*TASK REQUIREMENTS*. Locate every line in the records below that holds the word "marker" and return each one.

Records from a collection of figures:
** BEGIN **

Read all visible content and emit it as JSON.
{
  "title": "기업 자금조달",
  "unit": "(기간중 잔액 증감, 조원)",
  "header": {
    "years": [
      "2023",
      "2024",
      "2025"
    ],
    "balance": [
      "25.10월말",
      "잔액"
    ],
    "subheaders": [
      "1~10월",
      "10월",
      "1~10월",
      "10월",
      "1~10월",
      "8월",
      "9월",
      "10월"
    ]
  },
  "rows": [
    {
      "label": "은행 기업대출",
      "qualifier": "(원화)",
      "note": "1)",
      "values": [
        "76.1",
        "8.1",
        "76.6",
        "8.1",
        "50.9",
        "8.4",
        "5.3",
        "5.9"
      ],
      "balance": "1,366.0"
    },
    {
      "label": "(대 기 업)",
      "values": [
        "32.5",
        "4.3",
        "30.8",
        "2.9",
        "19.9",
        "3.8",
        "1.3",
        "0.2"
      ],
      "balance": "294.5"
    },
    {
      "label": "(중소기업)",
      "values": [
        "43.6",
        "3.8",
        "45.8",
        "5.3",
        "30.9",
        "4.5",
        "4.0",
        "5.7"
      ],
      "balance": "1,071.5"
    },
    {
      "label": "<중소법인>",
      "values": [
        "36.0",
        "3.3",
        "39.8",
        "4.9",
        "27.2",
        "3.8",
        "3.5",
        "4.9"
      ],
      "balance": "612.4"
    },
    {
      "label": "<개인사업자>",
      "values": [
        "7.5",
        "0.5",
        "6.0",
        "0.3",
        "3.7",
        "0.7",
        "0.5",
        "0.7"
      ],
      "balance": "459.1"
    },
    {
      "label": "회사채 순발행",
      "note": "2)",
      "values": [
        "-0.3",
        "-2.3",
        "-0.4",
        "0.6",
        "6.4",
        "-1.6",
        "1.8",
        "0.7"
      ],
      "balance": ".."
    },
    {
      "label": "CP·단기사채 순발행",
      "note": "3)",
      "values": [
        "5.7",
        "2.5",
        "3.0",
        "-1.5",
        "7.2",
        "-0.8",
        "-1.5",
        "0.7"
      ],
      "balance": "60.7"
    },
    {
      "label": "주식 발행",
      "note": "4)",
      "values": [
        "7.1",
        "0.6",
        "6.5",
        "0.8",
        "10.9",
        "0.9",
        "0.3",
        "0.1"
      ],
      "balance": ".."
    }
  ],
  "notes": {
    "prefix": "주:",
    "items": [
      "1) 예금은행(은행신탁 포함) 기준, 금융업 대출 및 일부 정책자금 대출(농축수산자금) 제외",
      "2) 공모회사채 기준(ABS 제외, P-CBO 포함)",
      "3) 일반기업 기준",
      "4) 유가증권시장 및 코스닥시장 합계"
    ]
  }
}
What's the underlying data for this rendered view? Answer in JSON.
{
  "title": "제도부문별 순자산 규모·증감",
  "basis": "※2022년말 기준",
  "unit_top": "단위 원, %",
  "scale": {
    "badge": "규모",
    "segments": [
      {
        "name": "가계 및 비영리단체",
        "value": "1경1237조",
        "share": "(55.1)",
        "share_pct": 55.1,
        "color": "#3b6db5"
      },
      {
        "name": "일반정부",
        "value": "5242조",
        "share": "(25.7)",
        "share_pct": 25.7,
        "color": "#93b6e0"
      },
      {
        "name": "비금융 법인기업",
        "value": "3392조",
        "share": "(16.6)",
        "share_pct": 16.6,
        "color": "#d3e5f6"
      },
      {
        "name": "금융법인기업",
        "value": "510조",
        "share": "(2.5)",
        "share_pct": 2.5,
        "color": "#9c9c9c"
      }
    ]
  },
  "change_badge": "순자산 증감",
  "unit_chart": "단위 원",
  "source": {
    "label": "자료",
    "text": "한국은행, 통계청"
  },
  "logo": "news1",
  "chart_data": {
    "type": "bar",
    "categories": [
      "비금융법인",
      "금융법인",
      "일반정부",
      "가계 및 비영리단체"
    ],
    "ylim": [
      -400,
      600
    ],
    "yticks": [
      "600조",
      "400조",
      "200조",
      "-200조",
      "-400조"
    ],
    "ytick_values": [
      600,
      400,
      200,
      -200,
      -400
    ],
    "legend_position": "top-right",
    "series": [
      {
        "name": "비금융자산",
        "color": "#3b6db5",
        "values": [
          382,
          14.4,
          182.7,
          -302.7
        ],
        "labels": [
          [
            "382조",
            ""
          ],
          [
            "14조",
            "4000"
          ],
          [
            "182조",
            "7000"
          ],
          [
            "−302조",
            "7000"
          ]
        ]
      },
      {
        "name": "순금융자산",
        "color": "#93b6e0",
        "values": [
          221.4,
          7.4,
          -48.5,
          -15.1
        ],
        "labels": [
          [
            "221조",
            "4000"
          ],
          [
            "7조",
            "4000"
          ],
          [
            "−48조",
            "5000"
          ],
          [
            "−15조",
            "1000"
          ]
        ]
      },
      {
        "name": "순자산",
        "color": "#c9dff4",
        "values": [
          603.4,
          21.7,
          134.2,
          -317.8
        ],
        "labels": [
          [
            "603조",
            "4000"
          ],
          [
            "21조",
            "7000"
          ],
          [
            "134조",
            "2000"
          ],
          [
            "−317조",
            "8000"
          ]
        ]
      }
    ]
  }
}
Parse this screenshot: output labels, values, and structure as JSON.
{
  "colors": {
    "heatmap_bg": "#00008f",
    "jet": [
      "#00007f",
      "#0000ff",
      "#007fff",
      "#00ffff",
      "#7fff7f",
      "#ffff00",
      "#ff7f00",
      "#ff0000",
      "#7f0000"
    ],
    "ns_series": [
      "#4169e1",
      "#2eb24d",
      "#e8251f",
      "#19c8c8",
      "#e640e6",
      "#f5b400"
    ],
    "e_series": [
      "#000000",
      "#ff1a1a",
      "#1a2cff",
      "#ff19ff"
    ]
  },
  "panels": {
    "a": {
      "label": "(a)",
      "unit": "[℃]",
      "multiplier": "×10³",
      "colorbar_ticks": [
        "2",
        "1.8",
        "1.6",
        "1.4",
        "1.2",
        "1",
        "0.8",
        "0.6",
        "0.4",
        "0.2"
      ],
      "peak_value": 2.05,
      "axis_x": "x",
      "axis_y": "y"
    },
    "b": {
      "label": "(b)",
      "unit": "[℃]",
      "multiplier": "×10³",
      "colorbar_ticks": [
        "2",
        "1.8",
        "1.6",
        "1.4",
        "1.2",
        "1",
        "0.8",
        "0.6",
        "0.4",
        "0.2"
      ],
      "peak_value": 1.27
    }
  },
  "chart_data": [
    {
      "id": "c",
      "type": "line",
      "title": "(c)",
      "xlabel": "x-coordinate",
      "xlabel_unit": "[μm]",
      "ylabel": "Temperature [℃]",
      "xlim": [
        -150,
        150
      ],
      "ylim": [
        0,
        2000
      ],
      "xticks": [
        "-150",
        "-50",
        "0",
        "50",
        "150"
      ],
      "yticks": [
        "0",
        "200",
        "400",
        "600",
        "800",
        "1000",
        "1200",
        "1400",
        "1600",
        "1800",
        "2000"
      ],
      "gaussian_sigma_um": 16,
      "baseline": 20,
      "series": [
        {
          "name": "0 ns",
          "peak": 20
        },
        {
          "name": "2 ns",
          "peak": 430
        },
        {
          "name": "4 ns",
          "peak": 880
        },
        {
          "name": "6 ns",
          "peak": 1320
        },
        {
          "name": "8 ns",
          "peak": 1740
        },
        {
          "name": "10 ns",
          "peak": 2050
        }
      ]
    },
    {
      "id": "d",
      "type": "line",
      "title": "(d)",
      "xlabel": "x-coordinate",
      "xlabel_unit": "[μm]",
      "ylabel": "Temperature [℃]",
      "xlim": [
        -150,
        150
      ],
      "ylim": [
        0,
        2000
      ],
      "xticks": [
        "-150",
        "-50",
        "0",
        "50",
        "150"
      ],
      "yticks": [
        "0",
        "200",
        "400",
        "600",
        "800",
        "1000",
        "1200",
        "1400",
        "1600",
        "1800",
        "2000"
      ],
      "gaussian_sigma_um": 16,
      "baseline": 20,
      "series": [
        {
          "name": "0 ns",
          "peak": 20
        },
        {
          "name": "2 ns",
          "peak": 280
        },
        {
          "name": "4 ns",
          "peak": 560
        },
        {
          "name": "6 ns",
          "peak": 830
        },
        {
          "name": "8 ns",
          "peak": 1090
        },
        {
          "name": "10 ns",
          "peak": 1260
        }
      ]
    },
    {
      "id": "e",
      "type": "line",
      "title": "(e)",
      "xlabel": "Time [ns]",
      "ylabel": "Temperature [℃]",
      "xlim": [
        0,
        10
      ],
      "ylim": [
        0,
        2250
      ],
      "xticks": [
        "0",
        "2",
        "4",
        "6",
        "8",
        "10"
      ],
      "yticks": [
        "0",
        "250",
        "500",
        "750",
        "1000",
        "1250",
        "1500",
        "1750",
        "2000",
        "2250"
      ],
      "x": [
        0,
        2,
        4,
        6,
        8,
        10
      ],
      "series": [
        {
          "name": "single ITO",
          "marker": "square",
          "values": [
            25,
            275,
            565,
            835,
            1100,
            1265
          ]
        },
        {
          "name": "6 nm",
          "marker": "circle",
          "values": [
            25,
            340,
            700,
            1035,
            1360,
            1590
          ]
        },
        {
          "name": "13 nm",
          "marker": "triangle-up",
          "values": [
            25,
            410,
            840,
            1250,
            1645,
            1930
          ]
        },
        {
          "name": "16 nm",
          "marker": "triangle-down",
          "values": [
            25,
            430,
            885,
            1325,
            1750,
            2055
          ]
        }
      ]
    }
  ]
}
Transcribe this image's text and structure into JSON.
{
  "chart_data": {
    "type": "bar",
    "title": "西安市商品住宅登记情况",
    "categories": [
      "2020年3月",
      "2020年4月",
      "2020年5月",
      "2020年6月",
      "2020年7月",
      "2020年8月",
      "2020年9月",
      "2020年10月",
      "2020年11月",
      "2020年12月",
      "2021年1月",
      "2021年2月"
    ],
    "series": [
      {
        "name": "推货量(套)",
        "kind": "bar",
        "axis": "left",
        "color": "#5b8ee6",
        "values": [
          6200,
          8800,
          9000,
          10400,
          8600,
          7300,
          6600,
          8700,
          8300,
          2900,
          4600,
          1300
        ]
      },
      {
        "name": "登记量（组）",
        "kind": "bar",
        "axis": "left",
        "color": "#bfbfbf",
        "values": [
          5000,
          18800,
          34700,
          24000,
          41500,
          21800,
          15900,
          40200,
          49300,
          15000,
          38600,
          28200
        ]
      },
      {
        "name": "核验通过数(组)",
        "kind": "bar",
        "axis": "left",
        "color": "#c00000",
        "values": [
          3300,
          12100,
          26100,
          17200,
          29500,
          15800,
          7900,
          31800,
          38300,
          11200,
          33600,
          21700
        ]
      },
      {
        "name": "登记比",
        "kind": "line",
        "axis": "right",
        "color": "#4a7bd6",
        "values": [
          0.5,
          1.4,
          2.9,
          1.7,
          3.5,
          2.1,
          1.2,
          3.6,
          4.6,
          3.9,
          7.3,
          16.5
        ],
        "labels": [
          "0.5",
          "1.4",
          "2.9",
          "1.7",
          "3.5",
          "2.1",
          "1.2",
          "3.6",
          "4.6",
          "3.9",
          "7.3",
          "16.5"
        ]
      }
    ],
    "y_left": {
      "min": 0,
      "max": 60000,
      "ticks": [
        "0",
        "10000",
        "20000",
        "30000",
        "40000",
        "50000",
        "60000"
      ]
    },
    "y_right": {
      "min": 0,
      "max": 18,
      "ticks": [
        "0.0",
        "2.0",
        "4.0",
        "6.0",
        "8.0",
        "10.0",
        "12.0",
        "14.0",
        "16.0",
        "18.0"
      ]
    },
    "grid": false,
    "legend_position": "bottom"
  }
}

** END **

*RESULT OF THE TASK*.
          "marker": "square",
          "marker": "circle",
          "marker": "triangle-up",
          "marker": "triangle-down",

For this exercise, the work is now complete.